▶ _MATERIAL FOR THE TASK_
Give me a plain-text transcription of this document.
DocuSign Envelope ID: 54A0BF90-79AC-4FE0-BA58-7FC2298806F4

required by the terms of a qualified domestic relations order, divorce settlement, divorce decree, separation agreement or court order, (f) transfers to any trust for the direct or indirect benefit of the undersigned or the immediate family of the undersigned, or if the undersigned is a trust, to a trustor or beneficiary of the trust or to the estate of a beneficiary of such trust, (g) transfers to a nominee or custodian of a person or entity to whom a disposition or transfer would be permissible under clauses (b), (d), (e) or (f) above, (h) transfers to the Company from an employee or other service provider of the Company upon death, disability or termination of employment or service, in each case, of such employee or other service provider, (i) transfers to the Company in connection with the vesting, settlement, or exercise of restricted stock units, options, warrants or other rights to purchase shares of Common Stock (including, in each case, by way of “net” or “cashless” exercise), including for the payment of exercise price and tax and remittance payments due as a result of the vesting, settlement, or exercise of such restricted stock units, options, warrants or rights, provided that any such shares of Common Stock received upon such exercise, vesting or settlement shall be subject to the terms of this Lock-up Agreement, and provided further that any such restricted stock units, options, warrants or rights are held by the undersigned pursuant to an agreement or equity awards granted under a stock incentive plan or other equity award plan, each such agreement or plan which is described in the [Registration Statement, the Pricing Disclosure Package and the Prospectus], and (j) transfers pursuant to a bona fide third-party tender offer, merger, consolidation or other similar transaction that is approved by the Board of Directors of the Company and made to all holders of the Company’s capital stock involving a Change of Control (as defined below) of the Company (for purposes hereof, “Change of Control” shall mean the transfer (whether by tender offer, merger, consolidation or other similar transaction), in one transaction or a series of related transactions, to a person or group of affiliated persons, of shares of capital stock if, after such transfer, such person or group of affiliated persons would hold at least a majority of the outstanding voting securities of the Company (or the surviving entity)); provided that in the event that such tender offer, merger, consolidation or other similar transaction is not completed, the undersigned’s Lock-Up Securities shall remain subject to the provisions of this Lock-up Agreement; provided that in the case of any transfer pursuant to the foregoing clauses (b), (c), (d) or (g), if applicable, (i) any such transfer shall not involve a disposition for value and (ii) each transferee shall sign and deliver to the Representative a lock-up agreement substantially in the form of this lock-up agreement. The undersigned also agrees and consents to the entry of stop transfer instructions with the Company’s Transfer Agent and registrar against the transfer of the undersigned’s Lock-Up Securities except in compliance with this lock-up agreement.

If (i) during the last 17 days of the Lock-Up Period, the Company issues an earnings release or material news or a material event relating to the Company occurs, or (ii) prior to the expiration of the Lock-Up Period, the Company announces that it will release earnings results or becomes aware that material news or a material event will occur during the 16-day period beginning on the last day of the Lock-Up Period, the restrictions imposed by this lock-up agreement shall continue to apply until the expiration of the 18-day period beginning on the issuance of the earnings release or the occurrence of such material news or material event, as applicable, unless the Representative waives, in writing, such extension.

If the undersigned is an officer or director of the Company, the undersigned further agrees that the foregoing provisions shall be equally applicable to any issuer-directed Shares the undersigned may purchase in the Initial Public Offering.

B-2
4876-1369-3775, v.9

▶ _TASK TO COMPLETE_
Give all the records again. Match them exactly.

▶ _EXERCISE RESPONSE_
Give me a plain-text transcription of this document.
DocuSign Envelope ID: 54A0BF90-79AC-4FE0-BA58-7FC2298806F4

required by the terms of a qualified domestic relations order, divorce settlement, divorce decree, separation agreement or court order, (f) transfers to any trust for the direct or indirect benefit of the undersigned or the immediate family of the undersigned, or if the undersigned is a trust, to a trustor or beneficiary of the trust or to the estate of a beneficiary of such trust, (g) transfers to a nominee or custodian of a person or entity to whom a disposition or transfer would be permissible under clauses (b), (d), (e) or (f) above, (h) transfers to the Company from an employee or other service provider of the Company upon death, disability or termination of employment or service, in each case, of such employee or other service provider, (i) transfers to the Company in connection with the vesting, settlement, or exercise of restricted stock units, options, warrants or other rights to purchase shares of Common Stock (including, in each case, by way of “net” or “cashless” exercise), including for the payment of exercise price and tax and remittance payments due as a result of the vesting, settlement, or exercise of such restricted stock units, options, warrants or rights, provided that any such shares of Common Stock received upon such exercise, vesting or settlement shall be subject to the terms of this Lock-up Agreement, and provided further that any such restricted stock units, options, warrants or rights are held by the undersigned pursuant to an agreement or equity awards granted under a stock incentive plan or other equity award plan, each such agreement or plan which is described in the [Registration Statement, the Pricing Disclosure Package and the Prospectus], and (j) transfers pursuant to a bona fide third-party tender offer, merger, consolidation or other similar transaction that is approved by the Board of Directors of the Company and made to all holders of the Company’s capital stock involving a Change of Control (as defined below) of the Company (for purposes hereof, “Change of Control” shall mean the transfer (whether by tender offer, merger, consolidation or other similar transaction), in one transaction or a series of related transactions, to a person or group of affiliated persons, of shares of capital stock if, after such transfer, such person or group of affiliated persons would hold at least a majority of the outstanding voting securities of the Company (or the surviving entity)); provided that in the event that such tender offer, merger, consolidation or other similar transaction is not completed, the undersigned’s Lock-Up Securities shall remain subject to the provisions of this Lock-up Agreement; provided that in the case of any transfer pursuant to the foregoing clauses (b), (c), (d) or (g), if applicable, (i) any such transfer shall not involve a disposition for value and (ii) each transferee shall sign and deliver to the Representative a lock-up agreement substantially in the form of this lock-up agreement. The undersigned also agrees and consents to the entry of stop transfer instructions with the Company’s Transfer Agent and registrar against the transfer of the undersigned’s Lock-Up Securities except in compliance with this lock-up agreement.

If (i) during the last 17 days of the Lock-Up Period, the Company issues an earnings release or material news or a material event relating to the Company occurs, or (ii) prior to the expiration of the Lock-Up Period, the Company announces that it will release earnings results or becomes aware that material news or a material event will occur during the 16-day period beginning on the last day of the Lock-Up Period, the restrictions imposed by this lock-up agreement shall continue to apply until the expiration of the 18-day period beginning on the issuance of the earnings release or the occurrence of such material news or material event, as applicable, unless the Representative waives, in writing, such extension.

If the undersigned is an officer or director of the Company, the undersigned further agrees that the foregoing provisions shall be equally applicable to any issuer-directed Shares the undersigned may purchase in the Initial Public Offering.

B-2
4876-1369-3775, v.9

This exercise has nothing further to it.